** Start of DATASET ROWS **
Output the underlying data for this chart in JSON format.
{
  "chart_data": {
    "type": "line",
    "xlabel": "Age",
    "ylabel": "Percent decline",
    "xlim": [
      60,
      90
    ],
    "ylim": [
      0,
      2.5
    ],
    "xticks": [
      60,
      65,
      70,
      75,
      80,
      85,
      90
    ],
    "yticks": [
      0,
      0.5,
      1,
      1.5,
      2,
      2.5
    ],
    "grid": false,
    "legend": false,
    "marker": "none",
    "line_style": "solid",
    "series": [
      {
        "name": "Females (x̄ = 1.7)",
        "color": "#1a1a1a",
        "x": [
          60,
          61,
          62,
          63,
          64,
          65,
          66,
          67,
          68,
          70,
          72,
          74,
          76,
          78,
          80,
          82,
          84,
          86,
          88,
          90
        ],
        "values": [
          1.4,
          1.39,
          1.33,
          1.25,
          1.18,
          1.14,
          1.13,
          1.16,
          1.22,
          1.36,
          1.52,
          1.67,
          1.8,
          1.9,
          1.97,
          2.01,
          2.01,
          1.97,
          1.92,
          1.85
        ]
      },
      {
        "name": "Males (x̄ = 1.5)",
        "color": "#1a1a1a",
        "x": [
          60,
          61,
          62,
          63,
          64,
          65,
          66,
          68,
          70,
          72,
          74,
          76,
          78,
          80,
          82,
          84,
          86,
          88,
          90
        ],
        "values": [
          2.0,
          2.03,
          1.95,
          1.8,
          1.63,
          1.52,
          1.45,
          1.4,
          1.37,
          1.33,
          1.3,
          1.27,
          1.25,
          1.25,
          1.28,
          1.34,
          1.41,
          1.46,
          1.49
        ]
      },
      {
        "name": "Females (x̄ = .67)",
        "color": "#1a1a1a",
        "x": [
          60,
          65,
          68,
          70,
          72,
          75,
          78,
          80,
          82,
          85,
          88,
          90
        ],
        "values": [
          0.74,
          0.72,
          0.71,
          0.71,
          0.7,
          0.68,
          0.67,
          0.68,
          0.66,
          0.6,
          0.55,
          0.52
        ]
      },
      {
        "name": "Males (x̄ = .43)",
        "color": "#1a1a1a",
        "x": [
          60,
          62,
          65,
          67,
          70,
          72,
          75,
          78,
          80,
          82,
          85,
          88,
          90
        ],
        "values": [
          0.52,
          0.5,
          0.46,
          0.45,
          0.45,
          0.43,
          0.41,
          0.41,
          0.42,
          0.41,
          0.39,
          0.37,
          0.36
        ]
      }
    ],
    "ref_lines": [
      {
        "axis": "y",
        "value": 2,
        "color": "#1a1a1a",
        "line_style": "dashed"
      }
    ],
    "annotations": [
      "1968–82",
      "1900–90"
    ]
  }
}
** End of DATASET ROWS **
WORK INSTRUCTIONS — Write out the full set of records exactly as given.

CORRECT RESULT —
Output the underlying data for this chart in JSON format.
{
  "chart_data": {
    "type": "line",
    "xlabel": "Age",
    "ylabel": "Percent decline",
    "xlim": [
      60,
      90
    ],
    "ylim": [
      0,
      2.5
    ],
    "xticks": [
      60,
      65,
      70,
      75,
      80,
      85,
      90
    ],
    "yticks": [
      0,
      0.5,
      1,
      1.5,
      2,
      2.5
    ],
    "grid": false,
    "legend": false,
    "marker": "none",
    "line_style": "solid",
    "series": [
      {
        "name": "Females (x̄ = 1.7)",
        "color": "#1a1a1a",
        "x": [
          60,
          61,
          62,
          63,
          64,
          65,
          66,
          67,
          68,
          70,
          72,
          74,
          76,
          78,
          80,
          82,
          84,
          86,
          88,
          90
        ],
        "values": [
          1.4,
          1.39,
          1.33,
          1.25,
          1.18,
          1.14,
          1.13,
          1.16,
          1.22,
          1.36,
          1.52,
          1.67,
          1.8,
          1.9,
          1.97,
          2.01,
          2.01,
          1.97,
          1.92,
          1.85
        ]
      },
      {
        "name": "Males (x̄ = 1.5)",
        "color": "#1a1a1a",
        "x": [
          60,
          61,
          62,
          63,
          64,
          65,
          66,
          68,
          70,
          72,
          74,
          76,
          78,
          80,
          82,
          84,
          86,
          88,
          90
        ],
        "values": [
          2.0,
          2.03,
          1.95,
          1.8,
          1.63,
          1.52,
          1.45,
          1.4,
          1.37,
          1.33,
          1.3,
          1.27,
          1.25,
          1.25,
          1.28,
          1.34,
          1.41,
          1.46,
          1.49
        ]
      },
      {
        "name": "Females (x̄ = .67)",
        "color": "#1a1a1a",
        "x": [
          60,
          65,
          68,
          70,
          72,
          75,
          78,
          80,
          82,
          85,
          88,
          90
        ],
        "values": [
          0.74,
          0.72,
          0.71,
          0.71,
          0.7,
          0.68,
          0.67,
          0.68,
          0.66,
          0.6,
          0.55,
          0.52
        ]
      },
      {
        "name": "Males (x̄ = .43)",
        "color": "#1a1a1a",
        "x": [
          60,
          62,
          65,
          67,
          70,
          72,
          75,
          78,
          80,
          82,
          85,
          88,
          90
        ],
        "values": [
          0.52,
          0.5,
          0.46,
          0.45,
          0.45,
          0.43,
          0.41,
          0.41,
          0.42,
          0.41,
          0.39,
          0.37,
          0.36
        ]
      }
    ],
    "ref_lines": [
      {
        "axis": "y",
        "value": 2,
        "color": "#1a1a1a",
        "line_style": "dashed"
      }
    ],
    "annotations": [
      "1968–82",
      "1900–90"
    ]
  }
}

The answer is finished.